* [Rows from a dataset]
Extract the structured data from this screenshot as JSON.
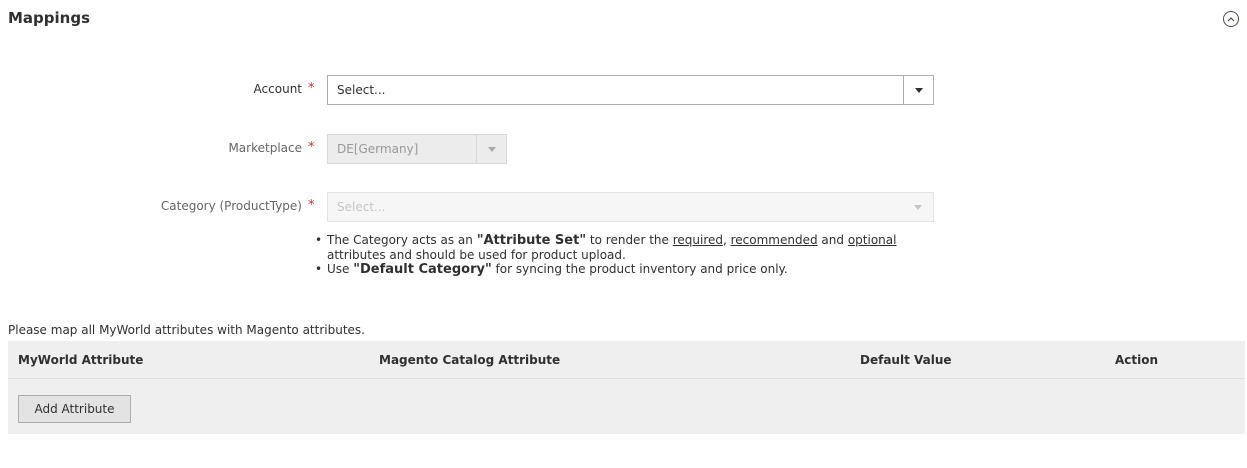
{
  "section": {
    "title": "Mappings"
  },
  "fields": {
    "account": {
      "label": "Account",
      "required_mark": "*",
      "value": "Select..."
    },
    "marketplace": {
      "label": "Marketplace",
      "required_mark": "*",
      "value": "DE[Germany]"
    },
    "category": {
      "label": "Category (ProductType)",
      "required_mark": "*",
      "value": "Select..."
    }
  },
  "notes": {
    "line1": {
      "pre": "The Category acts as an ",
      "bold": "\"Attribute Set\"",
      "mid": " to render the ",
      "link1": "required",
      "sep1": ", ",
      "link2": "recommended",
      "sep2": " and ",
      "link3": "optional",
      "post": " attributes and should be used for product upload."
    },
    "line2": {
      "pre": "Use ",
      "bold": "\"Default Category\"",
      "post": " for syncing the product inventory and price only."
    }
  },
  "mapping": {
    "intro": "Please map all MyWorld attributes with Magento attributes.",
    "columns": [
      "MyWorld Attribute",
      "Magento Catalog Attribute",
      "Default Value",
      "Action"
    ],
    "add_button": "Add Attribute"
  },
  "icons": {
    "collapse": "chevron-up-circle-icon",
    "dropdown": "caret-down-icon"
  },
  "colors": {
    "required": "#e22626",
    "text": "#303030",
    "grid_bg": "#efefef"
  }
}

---

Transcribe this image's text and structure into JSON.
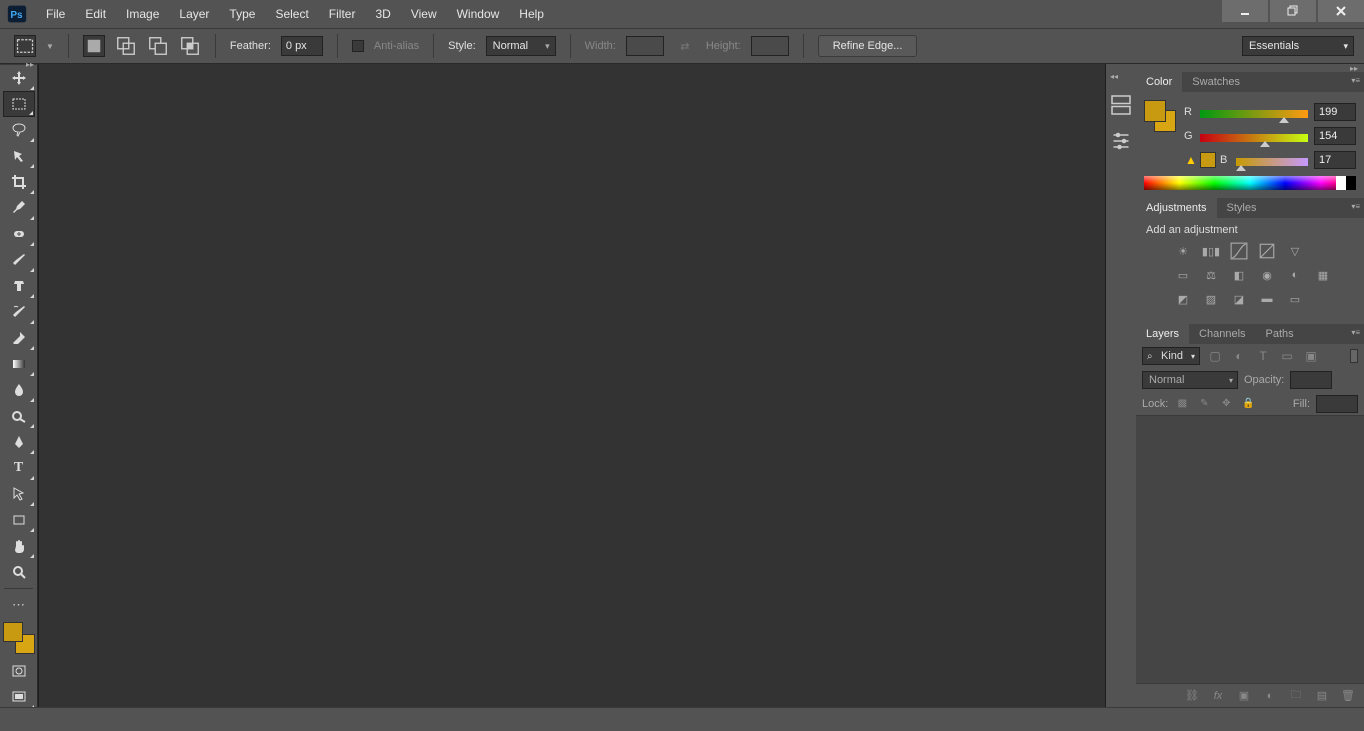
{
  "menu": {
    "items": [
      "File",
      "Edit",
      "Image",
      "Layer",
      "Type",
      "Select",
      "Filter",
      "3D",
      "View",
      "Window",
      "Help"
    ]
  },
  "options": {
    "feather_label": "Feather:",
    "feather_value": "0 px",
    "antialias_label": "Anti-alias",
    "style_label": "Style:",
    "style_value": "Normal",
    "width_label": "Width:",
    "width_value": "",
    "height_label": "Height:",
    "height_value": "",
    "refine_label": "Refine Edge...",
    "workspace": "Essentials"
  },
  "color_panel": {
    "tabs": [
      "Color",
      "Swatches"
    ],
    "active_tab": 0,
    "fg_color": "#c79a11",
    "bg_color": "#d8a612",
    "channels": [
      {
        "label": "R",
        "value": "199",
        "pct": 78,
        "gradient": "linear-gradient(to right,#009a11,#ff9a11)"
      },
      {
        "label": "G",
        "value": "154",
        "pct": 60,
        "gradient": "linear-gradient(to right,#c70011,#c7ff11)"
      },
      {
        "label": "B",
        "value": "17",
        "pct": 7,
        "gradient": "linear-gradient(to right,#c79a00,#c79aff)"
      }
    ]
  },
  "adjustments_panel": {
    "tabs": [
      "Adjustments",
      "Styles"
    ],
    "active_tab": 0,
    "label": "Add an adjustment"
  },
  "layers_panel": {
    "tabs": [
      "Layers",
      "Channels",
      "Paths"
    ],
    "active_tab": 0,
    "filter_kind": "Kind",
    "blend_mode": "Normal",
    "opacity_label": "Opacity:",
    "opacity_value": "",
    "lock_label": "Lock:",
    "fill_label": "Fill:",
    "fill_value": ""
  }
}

* [Problem statement]
Where a line holds the string "Normal", copy that line.

* [Task result]
    "style_value": "Normal",
    "blend_mode": "Normal",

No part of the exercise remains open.